**PROBLEM STATEMENT**
Each line below should be retyped exactly, with no pictures.
_ _ _
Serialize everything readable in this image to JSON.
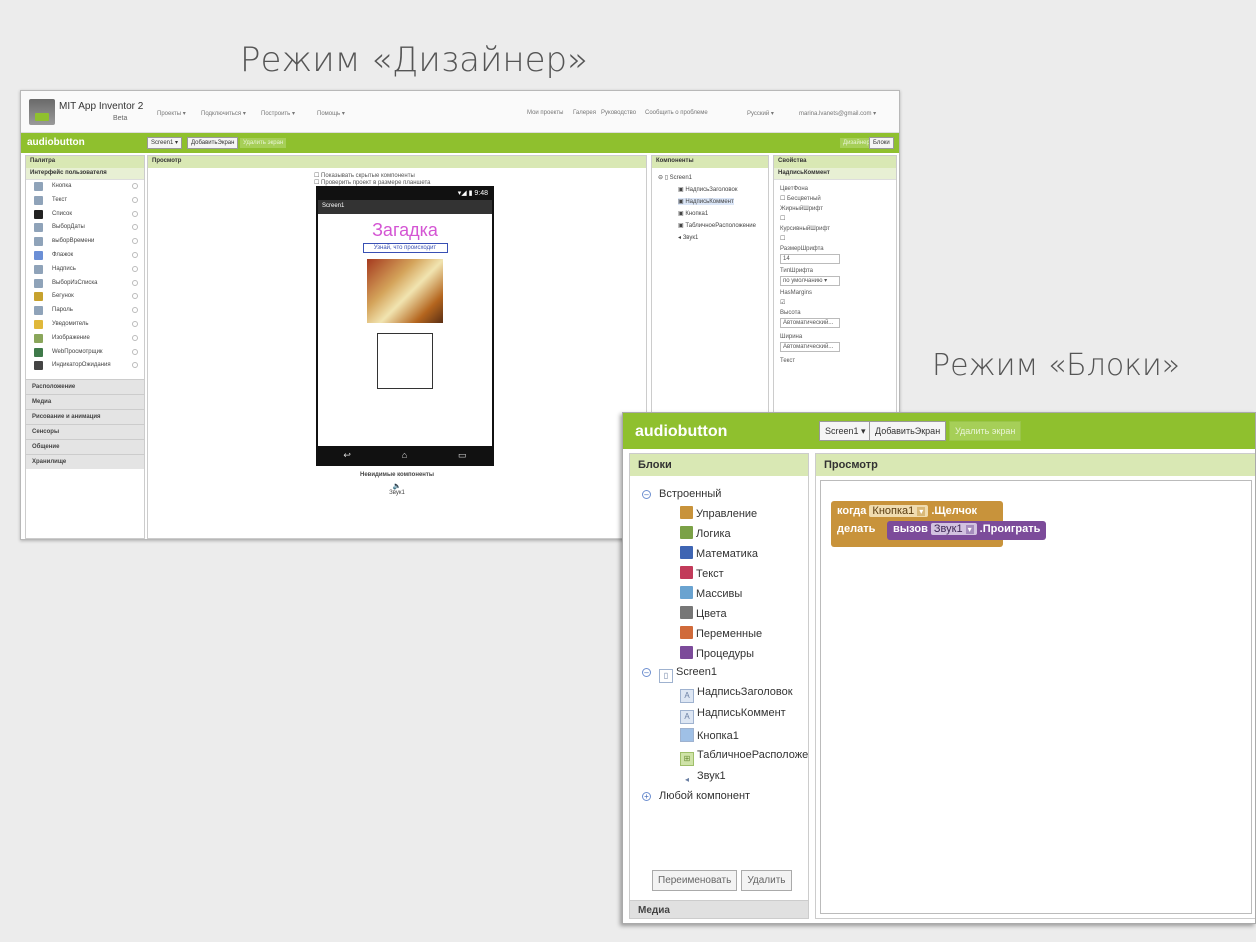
{
  "captions": {
    "designer": "Режим «Дизайнер»",
    "blocks": "Режим «Блоки»"
  },
  "designer": {
    "app_name": "MIT App Inventor 2",
    "beta": "Beta",
    "menu": [
      "Проекты ▾",
      "Подключиться ▾",
      "Построить ▾",
      "Помощь ▾"
    ],
    "menu_right": [
      "Мои проекты",
      "Галерея",
      "Руководство",
      "Сообщить о проблеме",
      "Русский ▾",
      "marina.lvanets@gmail.com ▾"
    ],
    "project": "audiobutton",
    "screen_btn": "Screen1 ▾",
    "add_screen": "ДобавитьЭкран",
    "remove_screen": "Удалить экран",
    "designer_btn": "Дизайнер",
    "blocks_btn": "Блоки",
    "palette_title": "Палитра",
    "palette_section": "Интерфейс пользователя",
    "palette_items": [
      "Кнопка",
      "Текст",
      "Список",
      "ВыборДаты",
      "выборВремени",
      "Флажок",
      "Надпись",
      "ВыборИзСписка",
      "Бегунок",
      "Пароль",
      "Уведомитель",
      "Изображение",
      "WebПросмотрщик",
      "ИндикаторОжидания"
    ],
    "palette_categories": [
      "Расположение",
      "Медиа",
      "Рисование и анимация",
      "Сенсоры",
      "Общение",
      "Хранилище"
    ],
    "viewer_title": "Просмотр",
    "show_hidden": "Показывать скрытые компоненты",
    "check_tablet": "Проверить проект в размере планшета",
    "phone": {
      "time": "9:48",
      "screen": "Screen1",
      "heading": "Загадка",
      "subtitle": "Узнай, что происходит"
    },
    "nonvisible_title": "Невидимые компоненты",
    "nonvisible_item": "Звук1",
    "components_title": "Компоненты",
    "components": [
      "Screen1",
      "НадписьЗаголовок",
      "НадписьКоммент",
      "Кнопка1",
      "ТабличноеРасположение",
      "Звук1"
    ],
    "properties_title": "Свойства",
    "properties_selected": "НадписьКоммент",
    "props": [
      "ЦветФона",
      "Бесцветный",
      "ЖирныйШрифт",
      "КурсивныйШрифт",
      "РазмерШрифта",
      "14",
      "ТипШрифта",
      "по умолчанию ▾",
      "HasMargins",
      "Высота",
      "Автоматический...",
      "Ширина",
      "Автоматический...",
      "Текст"
    ]
  },
  "blocks": {
    "project": "audiobutton",
    "screen_btn": "Screen1 ▾",
    "add_screen": "ДобавитьЭкран",
    "remove_screen": "Удалить экран",
    "left_title": "Блоки",
    "builtin": "Встроенный",
    "categories": [
      {
        "label": "Управление",
        "color": "#c8933b"
      },
      {
        "label": "Логика",
        "color": "#7ba147"
      },
      {
        "label": "Математика",
        "color": "#3f65b3"
      },
      {
        "label": "Текст",
        "color": "#c23b5a"
      },
      {
        "label": "Массивы",
        "color": "#6aa3d0"
      },
      {
        "label": "Цвета",
        "color": "#777777"
      },
      {
        "label": "Переменные",
        "color": "#d06a3a"
      },
      {
        "label": "Процедуры",
        "color": "#7c4b9a"
      }
    ],
    "screen": "Screen1",
    "components": [
      "НадписьЗаголовок",
      "НадписьКоммент",
      "Кнопка1",
      "ТабличноеРасположени",
      "Звук1"
    ],
    "any_component": "Любой компонент",
    "rename": "Переименовать",
    "delete": "Удалить",
    "media": "Медиа",
    "viewer_title": "Просмотр",
    "event": {
      "when": "когда",
      "component": "Кнопка1",
      "event": ".Щелчок",
      "do": "делать"
    },
    "call": {
      "call": "вызов",
      "component": "Звук1",
      "method": ".Проиграть"
    }
  }
}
_ _ _
**PROBLEM SOLUTION**
Serialize everything readable in this image to JSON.
{
  "captions": {
    "designer": "Режим «Дизайнер»",
    "blocks": "Режим «Блоки»"
  },
  "designer": {
    "app_name": "MIT App Inventor 2",
    "beta": "Beta",
    "menu": [
      "Проекты ▾",
      "Подключиться ▾",
      "Построить ▾",
      "Помощь ▾"
    ],
    "menu_right": [
      "Мои проекты",
      "Галерея",
      "Руководство",
      "Сообщить о проблеме",
      "Русский ▾",
      "marina.lvanets@gmail.com ▾"
    ],
    "project": "audiobutton",
    "screen_btn": "Screen1 ▾",
    "add_screen": "ДобавитьЭкран",
    "remove_screen": "Удалить экран",
    "designer_btn": "Дизайнер",
    "blocks_btn": "Блоки",
    "palette_title": "Палитра",
    "palette_section": "Интерфейс пользователя",
    "palette_items": [
      "Кнопка",
      "Текст",
      "Список",
      "ВыборДаты",
      "выборВремени",
      "Флажок",
      "Надпись",
      "ВыборИзСписка",
      "Бегунок",
      "Пароль",
      "Уведомитель",
      "Изображение",
      "WebПросмотрщик",
      "ИндикаторОжидания"
    ],
    "palette_categories": [
      "Расположение",
      "Медиа",
      "Рисование и анимация",
      "Сенсоры",
      "Общение",
      "Хранилище"
    ],
    "viewer_title": "Просмотр",
    "show_hidden": "Показывать скрытые компоненты",
    "check_tablet": "Проверить проект в размере планшета",
    "phone": {
      "time": "9:48",
      "screen": "Screen1",
      "heading": "Загадка",
      "subtitle": "Узнай, что происходит"
    },
    "nonvisible_title": "Невидимые компоненты",
    "nonvisible_item": "Звук1",
    "components_title": "Компоненты",
    "components": [
      "Screen1",
      "НадписьЗаголовок",
      "НадписьКоммент",
      "Кнопка1",
      "ТабличноеРасположение",
      "Звук1"
    ],
    "properties_title": "Свойства",
    "properties_selected": "НадписьКоммент",
    "props": [
      "ЦветФона",
      "Бесцветный",
      "ЖирныйШрифт",
      "КурсивныйШрифт",
      "РазмерШрифта",
      "14",
      "ТипШрифта",
      "по умолчанию ▾",
      "HasMargins",
      "Высота",
      "Автоматический...",
      "Ширина",
      "Автоматический...",
      "Текст"
    ]
  },
  "blocks": {
    "project": "audiobutton",
    "screen_btn": "Screen1 ▾",
    "add_screen": "ДобавитьЭкран",
    "remove_screen": "Удалить экран",
    "left_title": "Блоки",
    "builtin": "Встроенный",
    "categories": [
      {
        "label": "Управление",
        "color": "#c8933b"
      },
      {
        "label": "Логика",
        "color": "#7ba147"
      },
      {
        "label": "Математика",
        "color": "#3f65b3"
      },
      {
        "label": "Текст",
        "color": "#c23b5a"
      },
      {
        "label": "Массивы",
        "color": "#6aa3d0"
      },
      {
        "label": "Цвета",
        "color": "#777777"
      },
      {
        "label": "Переменные",
        "color": "#d06a3a"
      },
      {
        "label": "Процедуры",
        "color": "#7c4b9a"
      }
    ],
    "screen": "Screen1",
    "components": [
      "НадписьЗаголовок",
      "НадписьКоммент",
      "Кнопка1",
      "ТабличноеРасположени",
      "Звук1"
    ],
    "any_component": "Любой компонент",
    "rename": "Переименовать",
    "delete": "Удалить",
    "media": "Медиа",
    "viewer_title": "Просмотр",
    "event": {
      "when": "когда",
      "component": "Кнопка1",
      "event": ".Щелчок",
      "do": "делать"
    },
    "call": {
      "call": "вызов",
      "component": "Звук1",
      "method": ".Проиграть"
    }
  }
}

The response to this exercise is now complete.